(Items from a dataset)
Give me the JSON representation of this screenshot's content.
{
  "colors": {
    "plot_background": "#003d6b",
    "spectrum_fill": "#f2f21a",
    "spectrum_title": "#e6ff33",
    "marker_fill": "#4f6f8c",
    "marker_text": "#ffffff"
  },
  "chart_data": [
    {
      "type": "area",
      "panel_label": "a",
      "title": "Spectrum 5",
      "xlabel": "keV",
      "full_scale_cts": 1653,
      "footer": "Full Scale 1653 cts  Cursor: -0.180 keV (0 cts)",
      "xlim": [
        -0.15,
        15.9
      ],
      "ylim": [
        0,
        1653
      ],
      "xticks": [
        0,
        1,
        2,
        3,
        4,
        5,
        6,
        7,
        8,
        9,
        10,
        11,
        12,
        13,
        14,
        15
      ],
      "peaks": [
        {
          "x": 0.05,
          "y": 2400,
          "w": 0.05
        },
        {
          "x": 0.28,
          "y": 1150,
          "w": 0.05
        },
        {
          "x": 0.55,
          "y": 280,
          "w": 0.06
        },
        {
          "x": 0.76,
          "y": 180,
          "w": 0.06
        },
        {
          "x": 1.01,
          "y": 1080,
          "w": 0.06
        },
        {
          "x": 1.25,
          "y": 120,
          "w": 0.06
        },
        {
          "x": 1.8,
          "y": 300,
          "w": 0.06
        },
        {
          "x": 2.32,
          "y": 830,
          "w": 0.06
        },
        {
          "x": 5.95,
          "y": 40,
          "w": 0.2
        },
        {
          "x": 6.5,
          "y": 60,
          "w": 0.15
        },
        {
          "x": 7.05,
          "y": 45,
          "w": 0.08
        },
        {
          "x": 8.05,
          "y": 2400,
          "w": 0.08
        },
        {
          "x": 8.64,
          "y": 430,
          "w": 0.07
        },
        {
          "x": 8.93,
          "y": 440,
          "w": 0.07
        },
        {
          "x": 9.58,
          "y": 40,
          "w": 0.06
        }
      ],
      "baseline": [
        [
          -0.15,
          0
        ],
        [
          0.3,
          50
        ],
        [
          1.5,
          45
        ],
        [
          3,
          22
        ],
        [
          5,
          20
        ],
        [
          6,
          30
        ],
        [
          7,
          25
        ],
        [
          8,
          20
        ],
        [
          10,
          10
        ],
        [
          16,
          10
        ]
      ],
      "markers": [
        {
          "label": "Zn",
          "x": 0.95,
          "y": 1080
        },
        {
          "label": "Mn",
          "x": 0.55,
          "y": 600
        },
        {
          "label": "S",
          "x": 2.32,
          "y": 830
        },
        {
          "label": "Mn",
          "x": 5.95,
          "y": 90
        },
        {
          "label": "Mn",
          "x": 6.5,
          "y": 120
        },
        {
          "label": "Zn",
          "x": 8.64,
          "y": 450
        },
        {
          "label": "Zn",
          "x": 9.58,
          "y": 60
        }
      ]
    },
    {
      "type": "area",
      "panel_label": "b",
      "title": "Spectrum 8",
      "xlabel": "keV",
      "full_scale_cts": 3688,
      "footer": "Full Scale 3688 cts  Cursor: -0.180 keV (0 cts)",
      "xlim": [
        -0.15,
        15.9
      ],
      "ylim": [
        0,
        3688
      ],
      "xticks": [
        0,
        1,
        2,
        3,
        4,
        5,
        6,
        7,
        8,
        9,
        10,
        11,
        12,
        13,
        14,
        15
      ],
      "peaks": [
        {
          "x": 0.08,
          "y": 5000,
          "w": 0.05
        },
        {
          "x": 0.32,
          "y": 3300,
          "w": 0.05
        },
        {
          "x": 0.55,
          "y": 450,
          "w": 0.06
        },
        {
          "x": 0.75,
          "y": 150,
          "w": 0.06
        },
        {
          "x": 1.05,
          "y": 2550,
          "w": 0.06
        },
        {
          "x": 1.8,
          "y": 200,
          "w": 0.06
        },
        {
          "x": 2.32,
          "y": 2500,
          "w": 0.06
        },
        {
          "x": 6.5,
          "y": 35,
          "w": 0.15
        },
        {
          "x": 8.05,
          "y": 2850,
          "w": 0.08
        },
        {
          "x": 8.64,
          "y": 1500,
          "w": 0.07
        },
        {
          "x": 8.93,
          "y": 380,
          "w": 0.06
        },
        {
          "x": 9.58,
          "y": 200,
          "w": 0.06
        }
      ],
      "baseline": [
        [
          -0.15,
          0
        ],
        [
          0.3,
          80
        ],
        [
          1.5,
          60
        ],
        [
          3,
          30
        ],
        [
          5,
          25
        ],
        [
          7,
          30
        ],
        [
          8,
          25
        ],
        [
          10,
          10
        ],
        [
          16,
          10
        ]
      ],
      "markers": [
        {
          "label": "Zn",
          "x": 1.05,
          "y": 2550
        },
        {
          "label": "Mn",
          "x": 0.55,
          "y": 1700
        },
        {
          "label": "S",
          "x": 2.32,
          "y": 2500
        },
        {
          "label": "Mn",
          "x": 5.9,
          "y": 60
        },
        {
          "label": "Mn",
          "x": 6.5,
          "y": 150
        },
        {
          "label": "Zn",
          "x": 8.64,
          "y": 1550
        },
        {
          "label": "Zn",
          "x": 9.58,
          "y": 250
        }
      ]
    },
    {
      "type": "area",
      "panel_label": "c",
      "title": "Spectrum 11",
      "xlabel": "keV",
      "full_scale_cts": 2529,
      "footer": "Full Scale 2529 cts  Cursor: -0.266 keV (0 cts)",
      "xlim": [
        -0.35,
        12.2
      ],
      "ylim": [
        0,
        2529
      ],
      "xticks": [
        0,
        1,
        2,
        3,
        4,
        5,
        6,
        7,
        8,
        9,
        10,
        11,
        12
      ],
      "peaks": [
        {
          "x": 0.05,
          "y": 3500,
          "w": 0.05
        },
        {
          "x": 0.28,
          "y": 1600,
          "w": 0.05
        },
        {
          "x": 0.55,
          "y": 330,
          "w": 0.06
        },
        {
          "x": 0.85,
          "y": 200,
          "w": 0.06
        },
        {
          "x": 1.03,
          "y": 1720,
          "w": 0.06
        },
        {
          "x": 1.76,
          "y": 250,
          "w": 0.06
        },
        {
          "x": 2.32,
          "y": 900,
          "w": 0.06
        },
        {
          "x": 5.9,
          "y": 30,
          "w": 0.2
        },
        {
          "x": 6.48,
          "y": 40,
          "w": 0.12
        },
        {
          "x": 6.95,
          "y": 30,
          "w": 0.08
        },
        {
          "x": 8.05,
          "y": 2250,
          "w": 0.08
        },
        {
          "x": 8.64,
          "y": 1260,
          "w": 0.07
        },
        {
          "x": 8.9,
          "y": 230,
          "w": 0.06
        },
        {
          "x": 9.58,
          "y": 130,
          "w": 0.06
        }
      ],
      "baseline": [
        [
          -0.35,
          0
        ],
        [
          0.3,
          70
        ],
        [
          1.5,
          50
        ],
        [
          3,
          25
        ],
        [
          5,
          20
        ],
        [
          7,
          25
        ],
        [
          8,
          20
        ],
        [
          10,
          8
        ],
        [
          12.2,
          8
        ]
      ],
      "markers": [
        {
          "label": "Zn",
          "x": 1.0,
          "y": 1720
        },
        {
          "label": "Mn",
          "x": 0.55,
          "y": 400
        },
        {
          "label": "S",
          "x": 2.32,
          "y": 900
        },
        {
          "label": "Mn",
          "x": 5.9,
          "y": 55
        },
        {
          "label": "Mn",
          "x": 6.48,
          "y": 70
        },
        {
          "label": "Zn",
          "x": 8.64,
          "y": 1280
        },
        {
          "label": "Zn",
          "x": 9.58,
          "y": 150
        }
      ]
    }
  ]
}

* * *

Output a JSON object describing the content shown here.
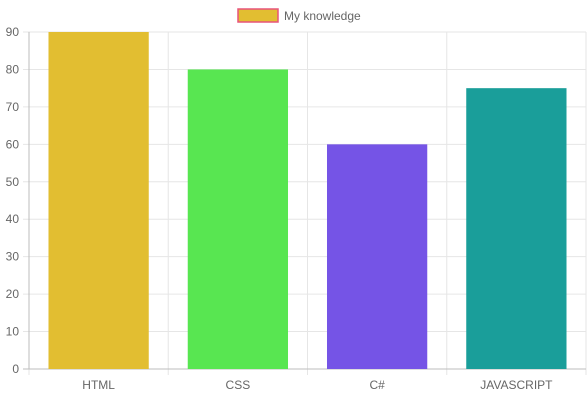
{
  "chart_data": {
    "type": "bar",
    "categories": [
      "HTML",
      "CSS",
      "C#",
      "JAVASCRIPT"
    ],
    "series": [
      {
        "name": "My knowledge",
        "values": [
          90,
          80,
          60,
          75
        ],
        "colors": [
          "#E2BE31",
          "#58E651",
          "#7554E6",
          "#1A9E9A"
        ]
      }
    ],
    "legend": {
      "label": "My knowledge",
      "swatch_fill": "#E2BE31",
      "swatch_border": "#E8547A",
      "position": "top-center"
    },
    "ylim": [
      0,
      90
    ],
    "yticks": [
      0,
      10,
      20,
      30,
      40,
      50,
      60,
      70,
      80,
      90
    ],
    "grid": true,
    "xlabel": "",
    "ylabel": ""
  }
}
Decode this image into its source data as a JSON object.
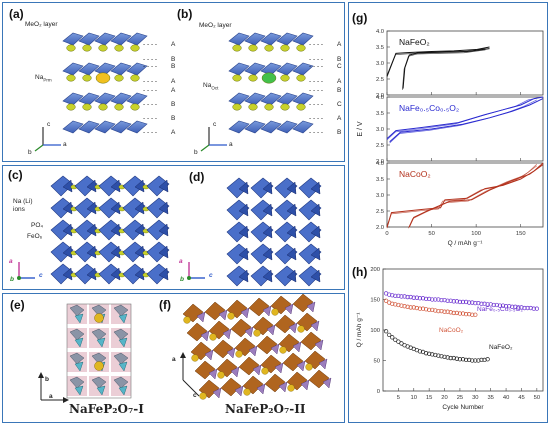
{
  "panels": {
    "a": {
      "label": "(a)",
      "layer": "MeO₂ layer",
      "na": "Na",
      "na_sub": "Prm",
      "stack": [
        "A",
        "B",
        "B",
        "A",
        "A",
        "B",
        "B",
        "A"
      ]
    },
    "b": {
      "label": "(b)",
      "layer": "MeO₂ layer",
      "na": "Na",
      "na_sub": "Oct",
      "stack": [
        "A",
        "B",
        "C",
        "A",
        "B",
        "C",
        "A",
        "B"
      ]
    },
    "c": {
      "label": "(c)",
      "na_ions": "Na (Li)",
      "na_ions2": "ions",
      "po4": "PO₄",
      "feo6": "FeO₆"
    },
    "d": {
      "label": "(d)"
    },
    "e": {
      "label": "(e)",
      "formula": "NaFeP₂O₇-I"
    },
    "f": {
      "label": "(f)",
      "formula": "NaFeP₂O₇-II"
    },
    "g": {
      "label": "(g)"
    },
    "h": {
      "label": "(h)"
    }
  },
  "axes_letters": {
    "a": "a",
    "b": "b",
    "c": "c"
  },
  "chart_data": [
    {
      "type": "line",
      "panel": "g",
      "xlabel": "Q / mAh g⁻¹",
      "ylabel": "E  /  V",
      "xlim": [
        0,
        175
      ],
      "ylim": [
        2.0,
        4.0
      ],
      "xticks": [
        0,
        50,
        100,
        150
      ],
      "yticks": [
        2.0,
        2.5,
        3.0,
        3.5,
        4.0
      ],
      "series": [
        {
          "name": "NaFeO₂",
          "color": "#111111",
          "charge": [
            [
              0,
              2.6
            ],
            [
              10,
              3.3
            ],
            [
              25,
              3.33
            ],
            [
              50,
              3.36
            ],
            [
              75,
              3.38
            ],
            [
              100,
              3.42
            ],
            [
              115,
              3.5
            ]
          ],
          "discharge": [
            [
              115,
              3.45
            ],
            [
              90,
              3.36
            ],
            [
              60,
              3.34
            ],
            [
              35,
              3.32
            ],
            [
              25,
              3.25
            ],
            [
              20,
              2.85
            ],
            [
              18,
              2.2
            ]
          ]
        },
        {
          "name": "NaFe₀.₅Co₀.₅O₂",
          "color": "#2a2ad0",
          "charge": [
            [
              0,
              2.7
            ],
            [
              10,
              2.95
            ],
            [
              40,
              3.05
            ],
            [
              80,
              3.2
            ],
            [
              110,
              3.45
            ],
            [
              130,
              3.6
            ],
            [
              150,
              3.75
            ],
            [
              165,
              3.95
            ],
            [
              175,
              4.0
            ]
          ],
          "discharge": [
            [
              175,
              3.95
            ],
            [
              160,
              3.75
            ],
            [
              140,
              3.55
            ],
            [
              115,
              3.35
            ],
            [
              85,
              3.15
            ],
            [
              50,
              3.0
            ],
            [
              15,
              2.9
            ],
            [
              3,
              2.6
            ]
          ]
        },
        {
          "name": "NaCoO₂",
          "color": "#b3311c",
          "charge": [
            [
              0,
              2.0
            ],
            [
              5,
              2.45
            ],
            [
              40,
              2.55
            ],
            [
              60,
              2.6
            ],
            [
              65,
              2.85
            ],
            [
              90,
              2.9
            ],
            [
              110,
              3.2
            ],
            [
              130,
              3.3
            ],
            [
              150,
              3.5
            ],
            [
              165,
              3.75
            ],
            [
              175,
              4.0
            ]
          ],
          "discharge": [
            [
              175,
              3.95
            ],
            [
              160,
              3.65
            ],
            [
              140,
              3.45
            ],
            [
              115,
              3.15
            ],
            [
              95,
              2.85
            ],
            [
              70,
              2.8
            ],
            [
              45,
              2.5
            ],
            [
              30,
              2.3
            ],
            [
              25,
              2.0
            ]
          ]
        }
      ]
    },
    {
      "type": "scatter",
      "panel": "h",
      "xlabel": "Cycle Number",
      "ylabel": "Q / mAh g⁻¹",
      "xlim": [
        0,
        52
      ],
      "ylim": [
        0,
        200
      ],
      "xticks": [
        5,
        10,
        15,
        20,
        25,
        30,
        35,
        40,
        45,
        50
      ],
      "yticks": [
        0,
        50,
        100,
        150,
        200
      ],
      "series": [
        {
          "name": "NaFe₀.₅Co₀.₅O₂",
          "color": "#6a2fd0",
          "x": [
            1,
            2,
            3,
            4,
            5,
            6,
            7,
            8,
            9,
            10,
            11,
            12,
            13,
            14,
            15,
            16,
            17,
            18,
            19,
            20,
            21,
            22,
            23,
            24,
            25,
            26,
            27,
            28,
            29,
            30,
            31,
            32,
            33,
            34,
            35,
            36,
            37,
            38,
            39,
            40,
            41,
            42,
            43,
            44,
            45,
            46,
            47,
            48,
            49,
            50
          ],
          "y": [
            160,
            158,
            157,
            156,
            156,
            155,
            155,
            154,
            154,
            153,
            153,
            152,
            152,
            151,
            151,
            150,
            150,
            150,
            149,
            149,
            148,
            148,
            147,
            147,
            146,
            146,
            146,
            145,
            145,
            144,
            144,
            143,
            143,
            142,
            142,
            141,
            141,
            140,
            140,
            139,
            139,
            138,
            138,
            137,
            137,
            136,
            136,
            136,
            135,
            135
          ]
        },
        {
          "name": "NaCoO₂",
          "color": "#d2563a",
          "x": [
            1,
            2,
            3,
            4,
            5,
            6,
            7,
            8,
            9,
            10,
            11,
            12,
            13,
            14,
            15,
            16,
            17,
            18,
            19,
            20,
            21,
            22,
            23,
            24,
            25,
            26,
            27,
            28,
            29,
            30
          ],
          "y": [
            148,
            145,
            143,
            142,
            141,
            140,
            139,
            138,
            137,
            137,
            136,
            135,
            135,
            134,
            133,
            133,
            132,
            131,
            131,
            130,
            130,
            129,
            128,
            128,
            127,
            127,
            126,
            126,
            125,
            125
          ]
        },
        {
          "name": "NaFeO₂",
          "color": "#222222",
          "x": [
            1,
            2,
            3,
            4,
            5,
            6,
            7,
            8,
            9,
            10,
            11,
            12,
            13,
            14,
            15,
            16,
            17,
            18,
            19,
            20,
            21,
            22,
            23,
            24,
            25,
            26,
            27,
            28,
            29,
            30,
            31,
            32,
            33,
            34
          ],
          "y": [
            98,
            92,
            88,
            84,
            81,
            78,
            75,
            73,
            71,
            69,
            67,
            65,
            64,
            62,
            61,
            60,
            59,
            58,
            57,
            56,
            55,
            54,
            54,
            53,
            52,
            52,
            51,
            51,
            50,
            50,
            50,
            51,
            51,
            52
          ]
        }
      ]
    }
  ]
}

AIM OF THE TASK >>
State how many lines of the listing include the word "object". Reply with the number alone.

IN RESPONSE >>
2